■ **RECORD EXTRACTS**:
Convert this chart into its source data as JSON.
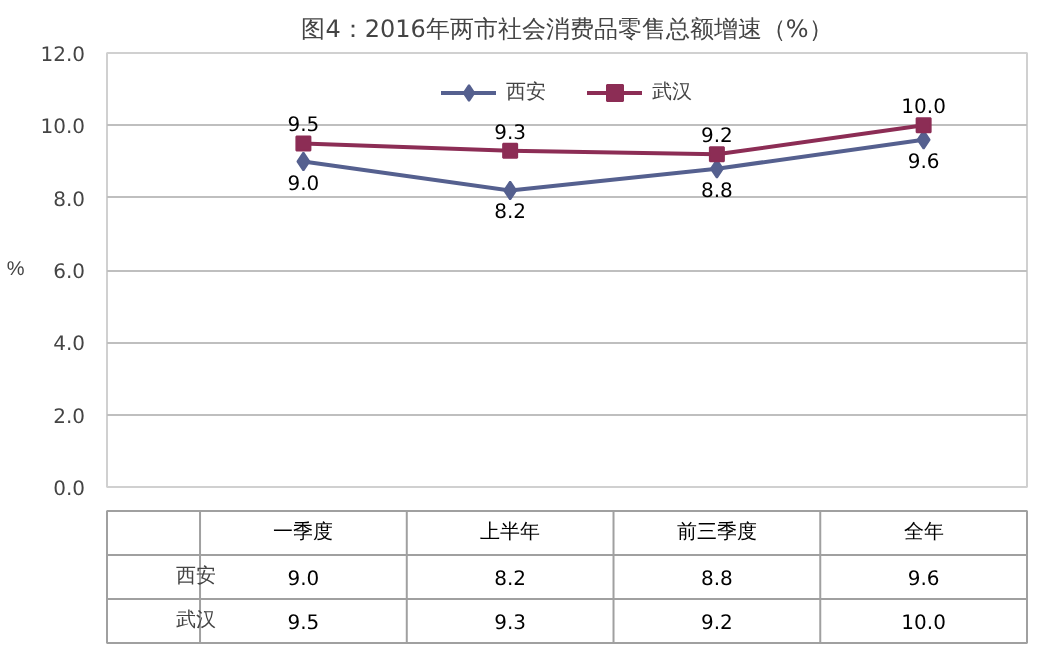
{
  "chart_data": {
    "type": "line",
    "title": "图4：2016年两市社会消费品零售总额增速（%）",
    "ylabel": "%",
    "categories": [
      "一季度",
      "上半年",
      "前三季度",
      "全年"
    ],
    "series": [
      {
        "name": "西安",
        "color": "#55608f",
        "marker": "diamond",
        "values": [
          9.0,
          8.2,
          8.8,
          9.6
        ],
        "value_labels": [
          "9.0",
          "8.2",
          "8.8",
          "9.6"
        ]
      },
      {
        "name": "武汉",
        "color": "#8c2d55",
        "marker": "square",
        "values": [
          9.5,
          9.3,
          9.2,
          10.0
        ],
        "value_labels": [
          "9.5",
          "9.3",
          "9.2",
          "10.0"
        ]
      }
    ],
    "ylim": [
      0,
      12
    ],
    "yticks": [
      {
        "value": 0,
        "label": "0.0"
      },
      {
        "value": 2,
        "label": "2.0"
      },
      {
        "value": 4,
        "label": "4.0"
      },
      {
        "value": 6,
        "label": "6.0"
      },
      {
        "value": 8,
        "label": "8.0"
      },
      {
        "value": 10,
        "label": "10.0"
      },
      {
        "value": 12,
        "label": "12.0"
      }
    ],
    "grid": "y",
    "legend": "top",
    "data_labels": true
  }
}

■ **TASK DETAILS**: Print the whole listing above once more, word for word, without its pictures.

■ **COMPLETE ANSWER**:
Convert this chart into its source data as JSON.
{
  "chart_data": {
    "type": "line",
    "title": "图4：2016年两市社会消费品零售总额增速（%）",
    "ylabel": "%",
    "categories": [
      "一季度",
      "上半年",
      "前三季度",
      "全年"
    ],
    "series": [
      {
        "name": "西安",
        "color": "#55608f",
        "marker": "diamond",
        "values": [
          9.0,
          8.2,
          8.8,
          9.6
        ],
        "value_labels": [
          "9.0",
          "8.2",
          "8.8",
          "9.6"
        ]
      },
      {
        "name": "武汉",
        "color": "#8c2d55",
        "marker": "square",
        "values": [
          9.5,
          9.3,
          9.2,
          10.0
        ],
        "value_labels": [
          "9.5",
          "9.3",
          "9.2",
          "10.0"
        ]
      }
    ],
    "ylim": [
      0,
      12
    ],
    "yticks": [
      {
        "value": 0,
        "label": "0.0"
      },
      {
        "value": 2,
        "label": "2.0"
      },
      {
        "value": 4,
        "label": "4.0"
      },
      {
        "value": 6,
        "label": "6.0"
      },
      {
        "value": 8,
        "label": "8.0"
      },
      {
        "value": 10,
        "label": "10.0"
      },
      {
        "value": 12,
        "label": "12.0"
      }
    ],
    "grid": "y",
    "legend": "top",
    "data_labels": true
  }
}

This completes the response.